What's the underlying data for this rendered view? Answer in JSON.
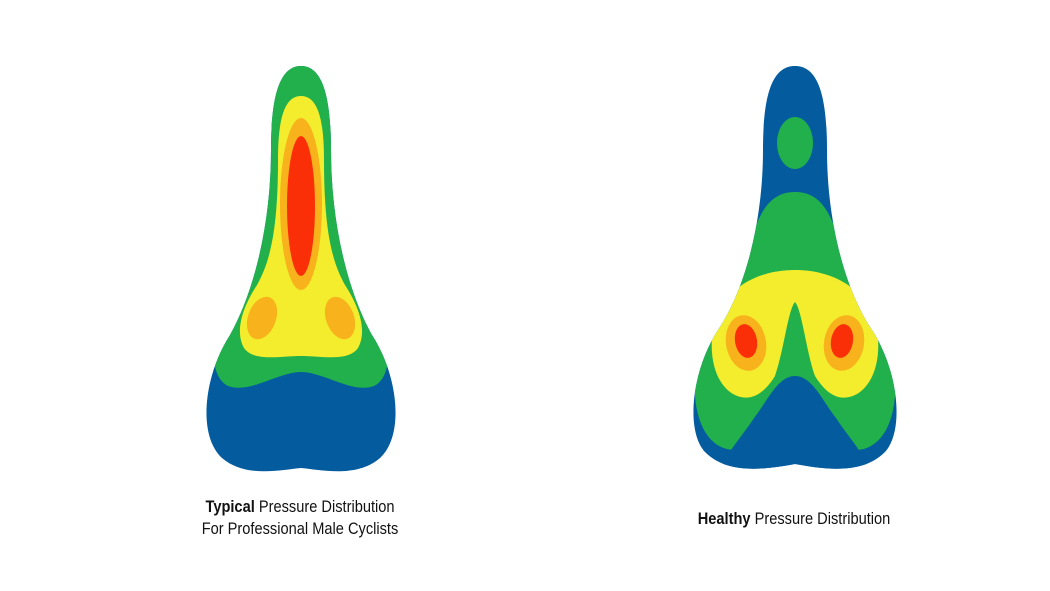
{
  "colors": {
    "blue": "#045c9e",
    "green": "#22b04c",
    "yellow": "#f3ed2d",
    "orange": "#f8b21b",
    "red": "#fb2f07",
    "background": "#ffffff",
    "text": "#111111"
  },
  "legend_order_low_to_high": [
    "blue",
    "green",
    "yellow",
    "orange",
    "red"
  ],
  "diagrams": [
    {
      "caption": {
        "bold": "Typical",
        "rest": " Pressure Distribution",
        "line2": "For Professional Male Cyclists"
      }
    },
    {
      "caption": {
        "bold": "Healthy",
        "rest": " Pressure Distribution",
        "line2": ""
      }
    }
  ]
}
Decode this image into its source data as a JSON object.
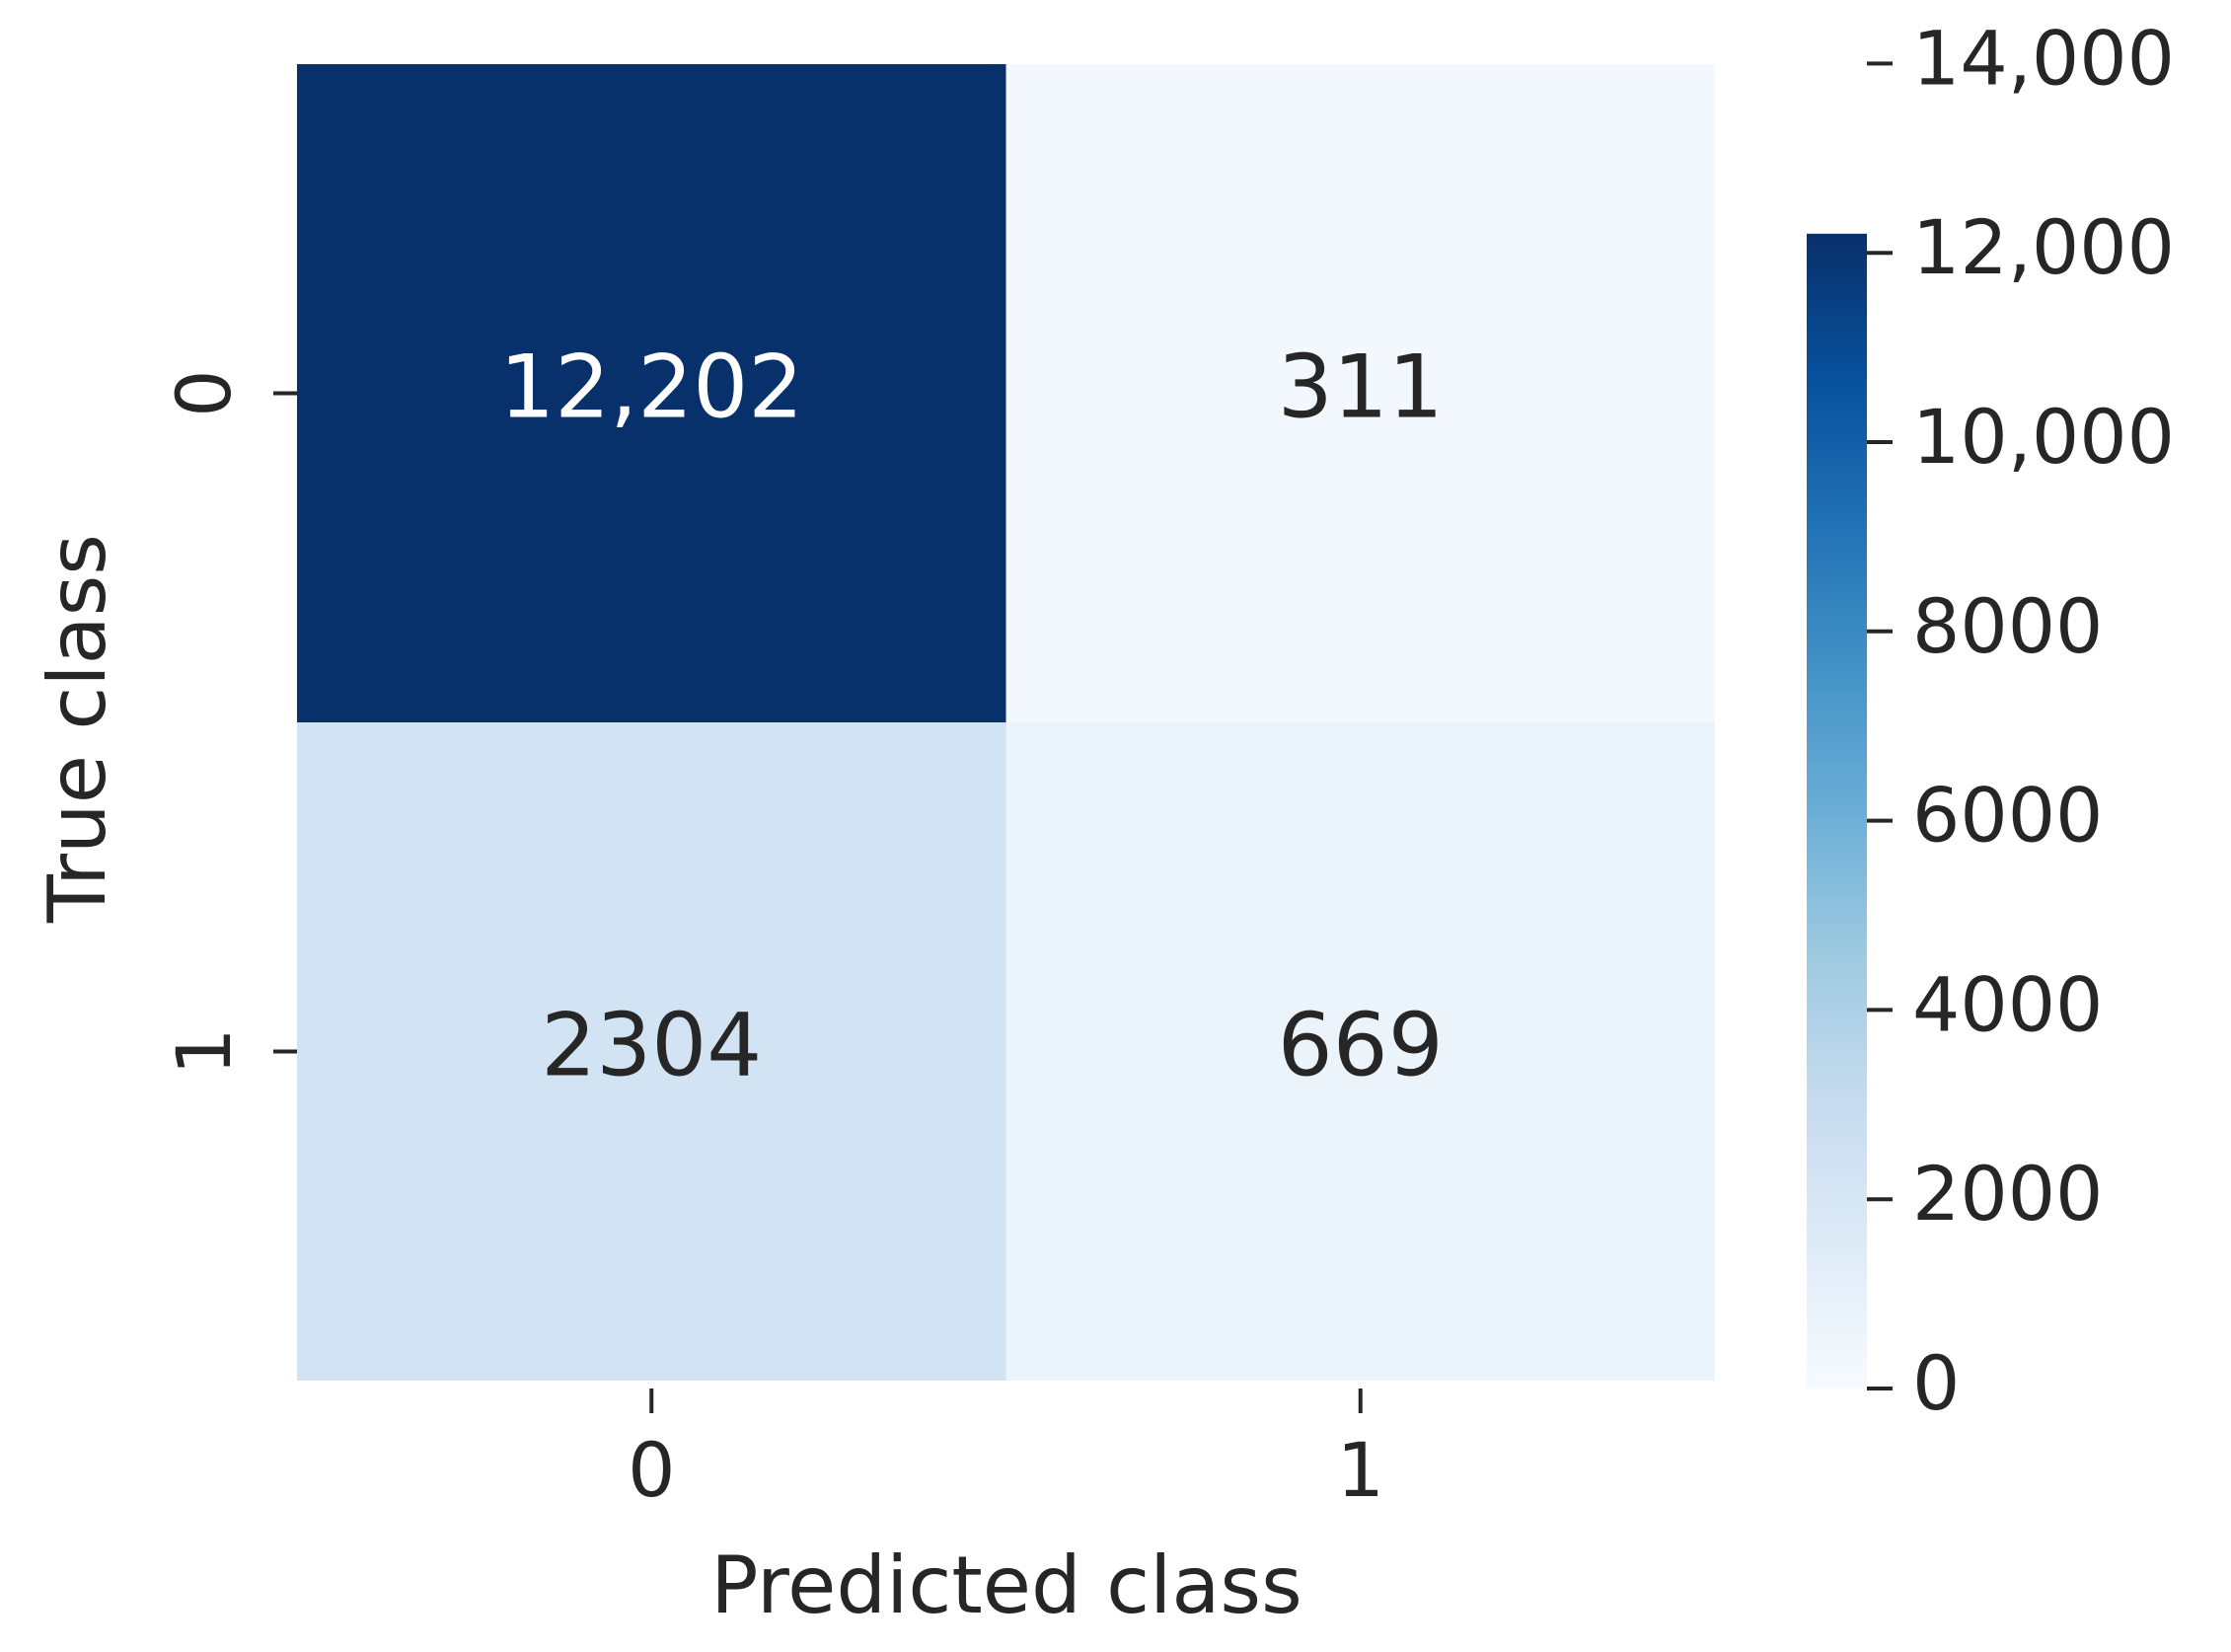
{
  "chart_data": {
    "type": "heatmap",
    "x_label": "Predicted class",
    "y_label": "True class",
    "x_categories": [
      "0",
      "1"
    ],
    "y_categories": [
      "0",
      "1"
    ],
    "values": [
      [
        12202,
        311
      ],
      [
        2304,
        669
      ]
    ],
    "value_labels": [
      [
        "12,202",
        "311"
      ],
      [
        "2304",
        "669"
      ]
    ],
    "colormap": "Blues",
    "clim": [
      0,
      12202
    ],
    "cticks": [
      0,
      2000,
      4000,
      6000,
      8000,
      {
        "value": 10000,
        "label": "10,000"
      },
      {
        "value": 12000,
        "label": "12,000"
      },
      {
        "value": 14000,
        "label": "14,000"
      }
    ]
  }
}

________________

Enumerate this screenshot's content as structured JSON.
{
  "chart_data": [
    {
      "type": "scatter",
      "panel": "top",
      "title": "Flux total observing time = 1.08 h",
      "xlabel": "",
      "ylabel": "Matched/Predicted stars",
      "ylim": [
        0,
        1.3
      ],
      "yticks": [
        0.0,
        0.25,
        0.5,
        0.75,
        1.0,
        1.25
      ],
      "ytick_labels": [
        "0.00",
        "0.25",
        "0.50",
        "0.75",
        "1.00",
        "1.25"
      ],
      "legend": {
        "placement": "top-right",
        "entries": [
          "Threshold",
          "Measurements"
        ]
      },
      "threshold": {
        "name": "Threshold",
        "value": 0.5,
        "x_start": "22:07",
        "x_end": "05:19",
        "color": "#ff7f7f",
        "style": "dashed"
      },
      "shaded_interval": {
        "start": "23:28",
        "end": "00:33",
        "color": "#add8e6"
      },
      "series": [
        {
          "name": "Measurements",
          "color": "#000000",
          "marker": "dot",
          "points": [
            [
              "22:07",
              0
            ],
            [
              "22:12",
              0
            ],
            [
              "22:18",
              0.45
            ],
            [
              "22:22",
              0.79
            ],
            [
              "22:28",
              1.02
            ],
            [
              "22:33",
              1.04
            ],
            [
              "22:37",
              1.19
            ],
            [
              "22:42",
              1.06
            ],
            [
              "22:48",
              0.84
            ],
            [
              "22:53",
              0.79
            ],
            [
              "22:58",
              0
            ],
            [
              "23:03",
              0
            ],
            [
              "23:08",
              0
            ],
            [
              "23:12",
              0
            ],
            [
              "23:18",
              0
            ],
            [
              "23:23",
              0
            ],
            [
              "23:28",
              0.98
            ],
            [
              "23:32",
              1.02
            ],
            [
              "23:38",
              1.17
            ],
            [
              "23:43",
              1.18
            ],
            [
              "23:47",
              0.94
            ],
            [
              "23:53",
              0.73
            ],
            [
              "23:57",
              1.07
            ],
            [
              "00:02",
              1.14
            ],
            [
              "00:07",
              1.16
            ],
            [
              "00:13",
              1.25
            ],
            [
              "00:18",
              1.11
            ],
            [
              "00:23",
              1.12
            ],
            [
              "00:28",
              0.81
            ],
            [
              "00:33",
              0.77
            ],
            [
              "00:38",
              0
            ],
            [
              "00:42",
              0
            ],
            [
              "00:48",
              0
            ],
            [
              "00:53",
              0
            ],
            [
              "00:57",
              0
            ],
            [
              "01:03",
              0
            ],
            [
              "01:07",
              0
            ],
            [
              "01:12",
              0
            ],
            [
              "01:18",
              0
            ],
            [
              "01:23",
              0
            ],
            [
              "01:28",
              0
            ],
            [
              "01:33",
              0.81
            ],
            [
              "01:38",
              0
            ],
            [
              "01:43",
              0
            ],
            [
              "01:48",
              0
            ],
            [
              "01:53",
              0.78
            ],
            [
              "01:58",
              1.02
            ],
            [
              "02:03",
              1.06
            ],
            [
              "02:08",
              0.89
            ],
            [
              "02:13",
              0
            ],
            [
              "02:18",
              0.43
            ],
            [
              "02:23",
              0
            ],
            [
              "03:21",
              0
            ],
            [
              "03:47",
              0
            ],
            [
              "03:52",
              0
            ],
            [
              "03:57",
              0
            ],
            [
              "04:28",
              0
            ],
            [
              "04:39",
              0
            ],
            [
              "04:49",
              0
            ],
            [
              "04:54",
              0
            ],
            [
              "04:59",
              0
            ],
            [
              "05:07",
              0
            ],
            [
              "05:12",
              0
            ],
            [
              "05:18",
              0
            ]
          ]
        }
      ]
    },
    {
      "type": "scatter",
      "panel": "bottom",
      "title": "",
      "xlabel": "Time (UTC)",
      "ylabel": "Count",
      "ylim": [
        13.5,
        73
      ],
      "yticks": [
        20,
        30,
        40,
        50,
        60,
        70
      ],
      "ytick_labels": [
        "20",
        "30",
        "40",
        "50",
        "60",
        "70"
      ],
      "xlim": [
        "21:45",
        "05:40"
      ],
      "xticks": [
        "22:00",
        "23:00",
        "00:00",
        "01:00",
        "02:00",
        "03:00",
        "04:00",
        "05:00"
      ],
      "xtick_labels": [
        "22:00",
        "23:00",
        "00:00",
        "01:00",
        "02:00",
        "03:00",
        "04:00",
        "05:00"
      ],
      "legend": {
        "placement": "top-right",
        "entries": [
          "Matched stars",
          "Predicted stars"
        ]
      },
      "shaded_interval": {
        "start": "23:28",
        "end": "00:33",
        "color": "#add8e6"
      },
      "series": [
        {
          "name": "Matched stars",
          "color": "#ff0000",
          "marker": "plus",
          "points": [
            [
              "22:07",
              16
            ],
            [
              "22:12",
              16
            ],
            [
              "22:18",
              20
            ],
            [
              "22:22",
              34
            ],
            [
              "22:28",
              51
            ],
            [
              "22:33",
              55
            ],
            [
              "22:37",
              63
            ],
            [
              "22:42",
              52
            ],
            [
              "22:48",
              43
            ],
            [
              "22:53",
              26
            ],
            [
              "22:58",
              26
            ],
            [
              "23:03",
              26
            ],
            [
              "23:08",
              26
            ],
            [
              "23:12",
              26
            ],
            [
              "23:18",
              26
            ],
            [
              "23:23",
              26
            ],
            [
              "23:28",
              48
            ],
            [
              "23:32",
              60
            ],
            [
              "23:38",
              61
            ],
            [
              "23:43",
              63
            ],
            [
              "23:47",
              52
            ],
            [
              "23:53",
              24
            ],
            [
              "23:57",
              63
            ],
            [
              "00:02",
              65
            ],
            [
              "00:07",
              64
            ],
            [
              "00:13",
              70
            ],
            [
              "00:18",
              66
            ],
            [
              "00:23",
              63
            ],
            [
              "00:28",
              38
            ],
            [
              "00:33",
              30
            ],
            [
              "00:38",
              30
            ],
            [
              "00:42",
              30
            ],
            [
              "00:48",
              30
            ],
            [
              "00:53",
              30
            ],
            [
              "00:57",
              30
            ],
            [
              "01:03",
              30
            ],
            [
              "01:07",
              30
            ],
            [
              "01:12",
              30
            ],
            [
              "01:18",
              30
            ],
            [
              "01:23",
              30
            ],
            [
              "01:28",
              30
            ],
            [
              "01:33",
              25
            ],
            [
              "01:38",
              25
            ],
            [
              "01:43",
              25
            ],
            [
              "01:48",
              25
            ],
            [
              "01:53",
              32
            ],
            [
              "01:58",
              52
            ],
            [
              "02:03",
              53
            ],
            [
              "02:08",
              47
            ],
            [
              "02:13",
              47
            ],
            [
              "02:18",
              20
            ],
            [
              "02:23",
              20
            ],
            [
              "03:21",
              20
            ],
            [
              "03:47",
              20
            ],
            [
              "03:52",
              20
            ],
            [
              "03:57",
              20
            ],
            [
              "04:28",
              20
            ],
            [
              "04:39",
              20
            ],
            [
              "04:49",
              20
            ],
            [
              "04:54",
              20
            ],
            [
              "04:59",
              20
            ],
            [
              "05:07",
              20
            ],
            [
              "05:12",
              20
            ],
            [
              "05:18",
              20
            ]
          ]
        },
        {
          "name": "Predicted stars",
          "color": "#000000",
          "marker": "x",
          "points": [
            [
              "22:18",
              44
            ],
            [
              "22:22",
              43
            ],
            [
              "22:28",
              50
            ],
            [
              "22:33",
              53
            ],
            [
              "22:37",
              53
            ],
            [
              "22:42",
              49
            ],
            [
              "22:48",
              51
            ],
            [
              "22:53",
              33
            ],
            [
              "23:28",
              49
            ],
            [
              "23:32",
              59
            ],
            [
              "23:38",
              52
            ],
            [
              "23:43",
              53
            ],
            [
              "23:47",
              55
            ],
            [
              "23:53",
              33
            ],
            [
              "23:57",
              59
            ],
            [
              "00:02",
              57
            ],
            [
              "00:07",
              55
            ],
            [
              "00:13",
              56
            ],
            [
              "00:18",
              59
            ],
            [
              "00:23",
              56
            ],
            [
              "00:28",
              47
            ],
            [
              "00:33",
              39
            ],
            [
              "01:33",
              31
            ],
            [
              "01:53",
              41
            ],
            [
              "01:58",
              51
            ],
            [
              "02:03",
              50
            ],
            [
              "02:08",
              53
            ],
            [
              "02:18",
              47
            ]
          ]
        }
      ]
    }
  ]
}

________________

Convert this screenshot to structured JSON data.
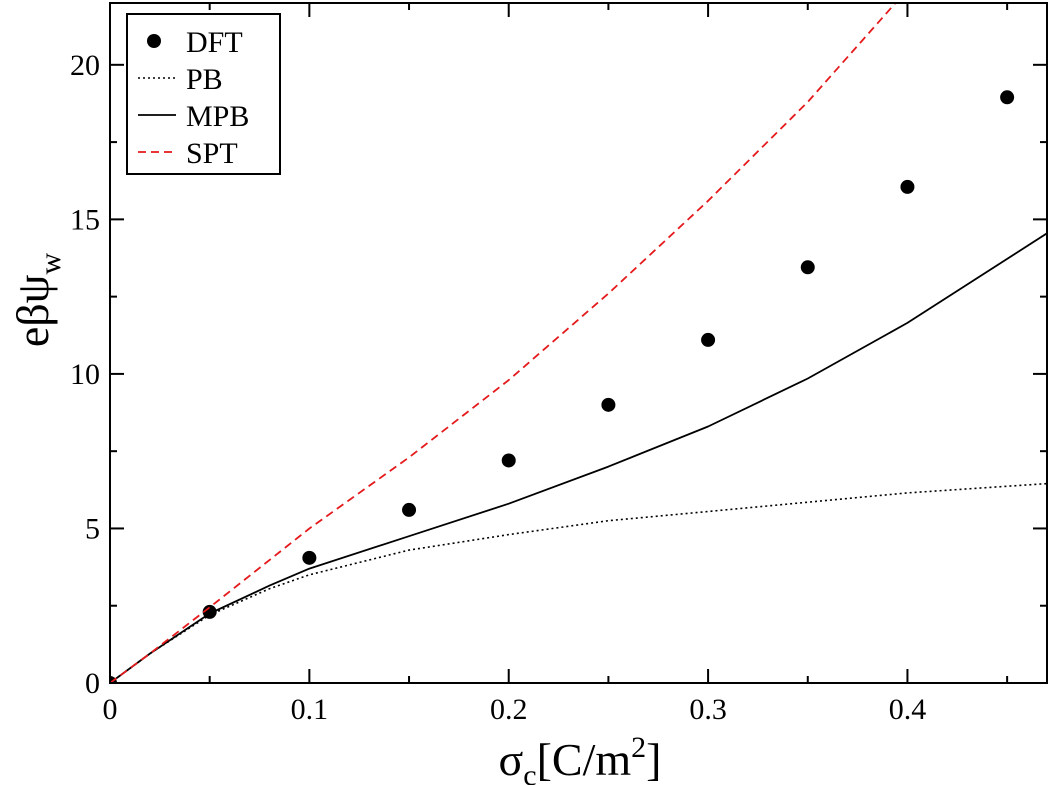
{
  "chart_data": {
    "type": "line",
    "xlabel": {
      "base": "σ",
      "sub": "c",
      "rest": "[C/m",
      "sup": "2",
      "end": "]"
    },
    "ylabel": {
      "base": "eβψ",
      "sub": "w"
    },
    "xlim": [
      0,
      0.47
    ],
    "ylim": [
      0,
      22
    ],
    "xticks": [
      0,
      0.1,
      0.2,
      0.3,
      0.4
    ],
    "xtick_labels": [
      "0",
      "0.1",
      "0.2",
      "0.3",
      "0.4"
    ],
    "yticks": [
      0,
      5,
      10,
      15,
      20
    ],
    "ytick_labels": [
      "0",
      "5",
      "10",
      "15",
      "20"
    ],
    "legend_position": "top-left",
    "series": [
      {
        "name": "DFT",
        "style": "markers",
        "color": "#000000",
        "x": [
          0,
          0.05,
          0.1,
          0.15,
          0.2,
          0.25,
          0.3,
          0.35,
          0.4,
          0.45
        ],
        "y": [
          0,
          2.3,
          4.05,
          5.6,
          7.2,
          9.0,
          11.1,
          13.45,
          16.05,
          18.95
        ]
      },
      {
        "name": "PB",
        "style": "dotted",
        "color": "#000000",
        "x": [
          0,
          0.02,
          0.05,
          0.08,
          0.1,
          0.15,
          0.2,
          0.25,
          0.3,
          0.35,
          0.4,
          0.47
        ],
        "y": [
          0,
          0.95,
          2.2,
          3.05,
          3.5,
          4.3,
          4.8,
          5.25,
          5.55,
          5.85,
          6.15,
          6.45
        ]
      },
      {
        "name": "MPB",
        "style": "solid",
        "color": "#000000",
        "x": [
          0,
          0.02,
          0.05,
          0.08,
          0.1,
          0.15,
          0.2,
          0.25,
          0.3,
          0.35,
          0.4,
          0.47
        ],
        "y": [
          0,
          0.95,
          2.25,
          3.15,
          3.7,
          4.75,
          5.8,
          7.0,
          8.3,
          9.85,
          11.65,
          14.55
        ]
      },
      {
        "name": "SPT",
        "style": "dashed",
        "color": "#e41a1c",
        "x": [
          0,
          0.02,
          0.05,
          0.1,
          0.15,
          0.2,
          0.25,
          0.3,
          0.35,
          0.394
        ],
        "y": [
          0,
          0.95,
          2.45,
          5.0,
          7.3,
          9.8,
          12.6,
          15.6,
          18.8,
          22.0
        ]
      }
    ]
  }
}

________________

Select every line in the records above that contains the word "structured".

Enumerate this screenshot's content as structured JSON.
Convert this screenshot to structured JSON data.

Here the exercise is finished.